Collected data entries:
:::

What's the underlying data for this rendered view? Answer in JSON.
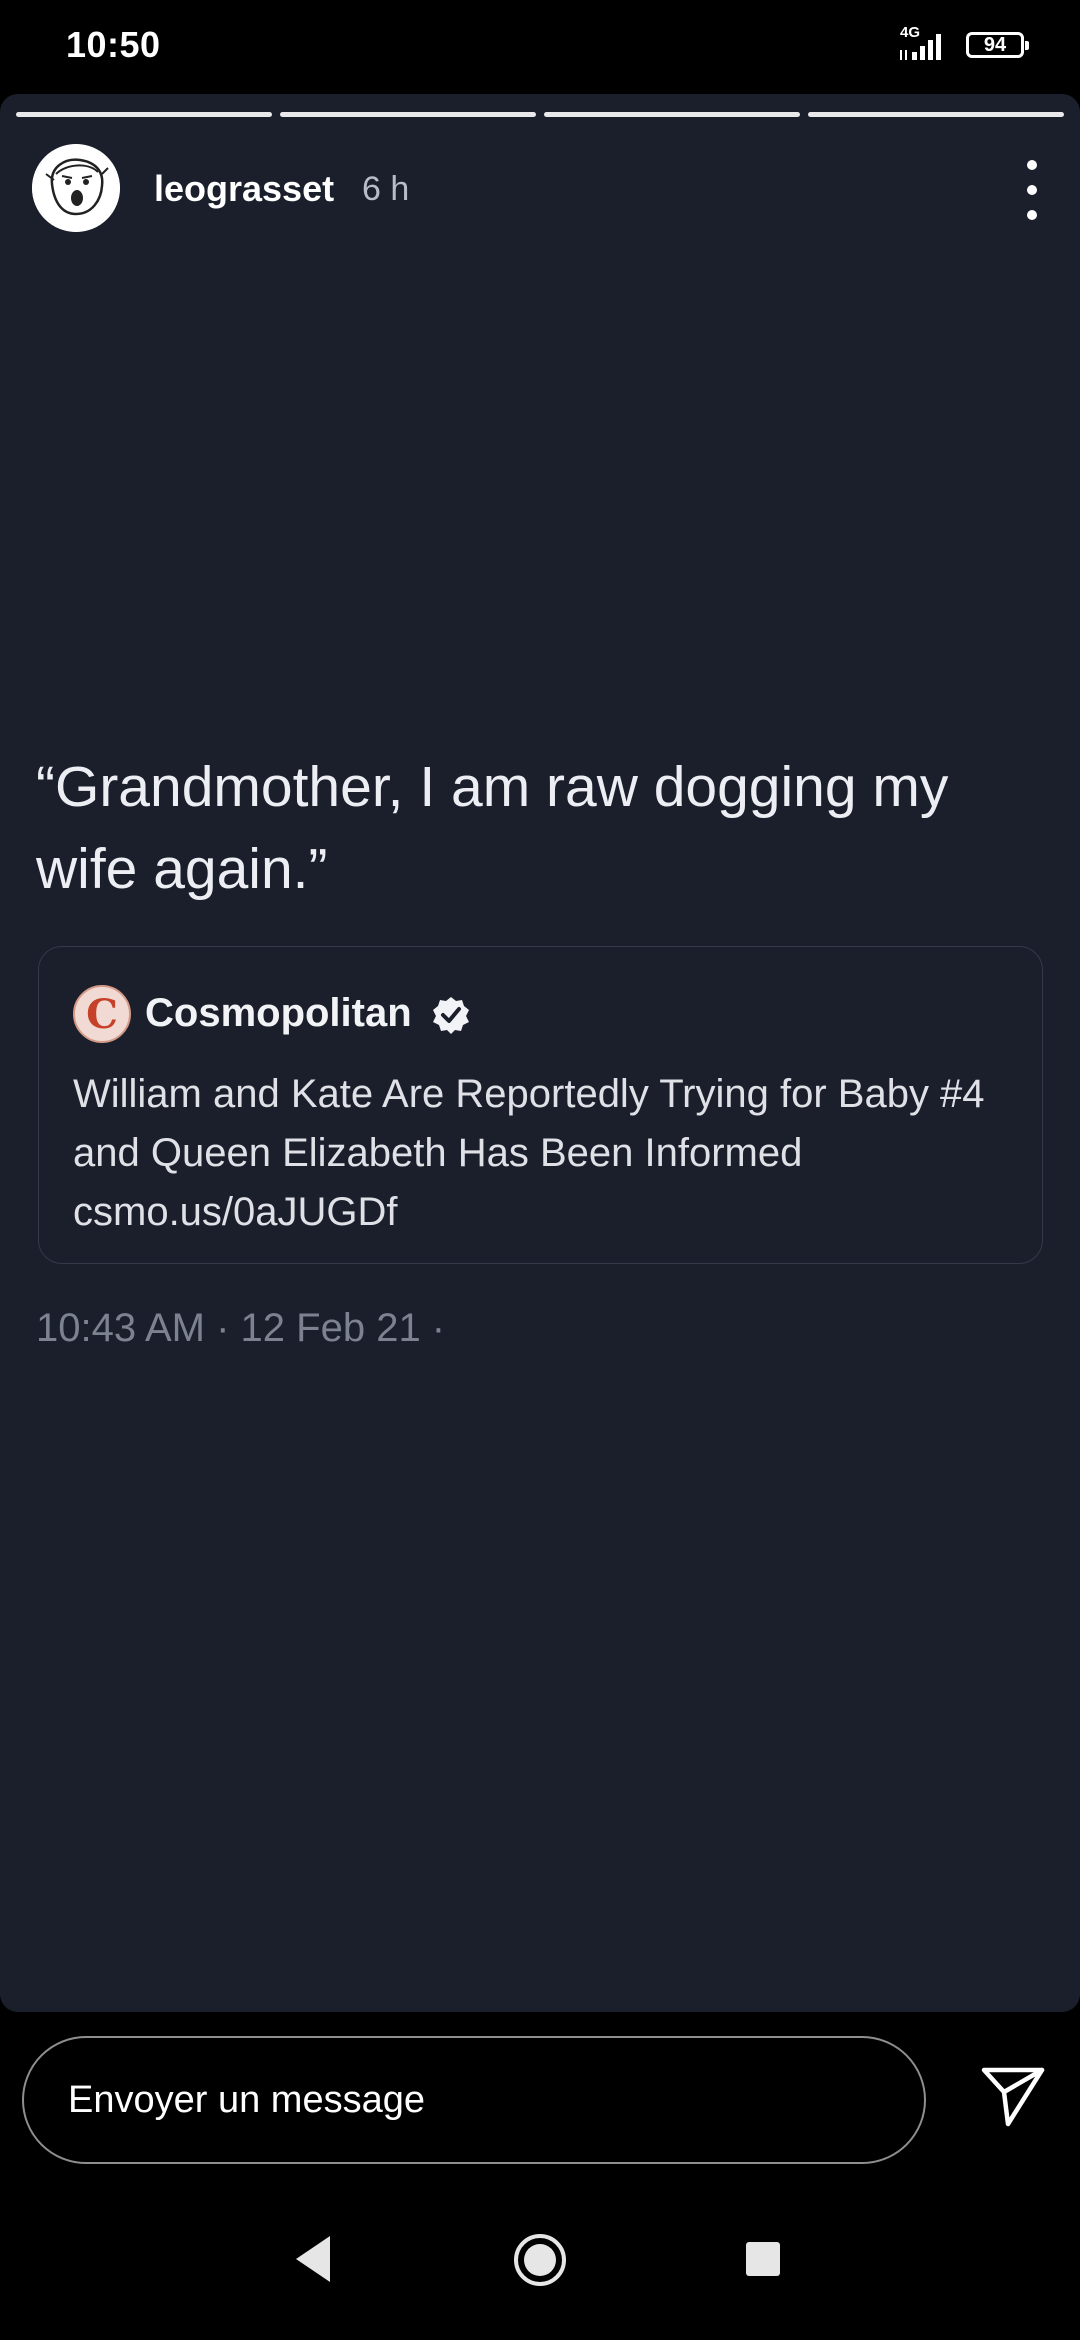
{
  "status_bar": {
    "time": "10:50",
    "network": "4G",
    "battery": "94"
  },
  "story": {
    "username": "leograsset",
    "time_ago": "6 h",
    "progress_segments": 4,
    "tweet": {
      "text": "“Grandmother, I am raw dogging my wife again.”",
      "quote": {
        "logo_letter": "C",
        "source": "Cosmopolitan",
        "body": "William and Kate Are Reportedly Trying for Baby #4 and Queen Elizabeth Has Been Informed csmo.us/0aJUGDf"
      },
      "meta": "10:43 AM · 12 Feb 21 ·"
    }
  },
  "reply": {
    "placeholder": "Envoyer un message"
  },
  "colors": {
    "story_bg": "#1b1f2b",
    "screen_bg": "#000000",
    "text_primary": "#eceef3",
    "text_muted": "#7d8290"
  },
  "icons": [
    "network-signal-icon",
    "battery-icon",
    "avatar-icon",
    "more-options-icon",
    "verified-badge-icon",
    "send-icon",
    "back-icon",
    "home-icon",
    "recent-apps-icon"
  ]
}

:::

Written request:
Skipping the pictures, transcribe each line above exactly as it appears.

Expected answer:
What's the underlying data for this rendered view? Answer in JSON.
{
  "status_bar": {
    "time": "10:50",
    "network": "4G",
    "battery": "94"
  },
  "story": {
    "username": "leograsset",
    "time_ago": "6 h",
    "progress_segments": 4,
    "tweet": {
      "text": "“Grandmother, I am raw dogging my wife again.”",
      "quote": {
        "logo_letter": "C",
        "source": "Cosmopolitan",
        "body": "William and Kate Are Reportedly Trying for Baby #4 and Queen Elizabeth Has Been Informed csmo.us/0aJUGDf"
      },
      "meta": "10:43 AM · 12 Feb 21 ·"
    }
  },
  "reply": {
    "placeholder": "Envoyer un message"
  },
  "colors": {
    "story_bg": "#1b1f2b",
    "screen_bg": "#000000",
    "text_primary": "#eceef3",
    "text_muted": "#7d8290"
  },
  "icons": [
    "network-signal-icon",
    "battery-icon",
    "avatar-icon",
    "more-options-icon",
    "verified-badge-icon",
    "send-icon",
    "back-icon",
    "home-icon",
    "recent-apps-icon"
  ]
}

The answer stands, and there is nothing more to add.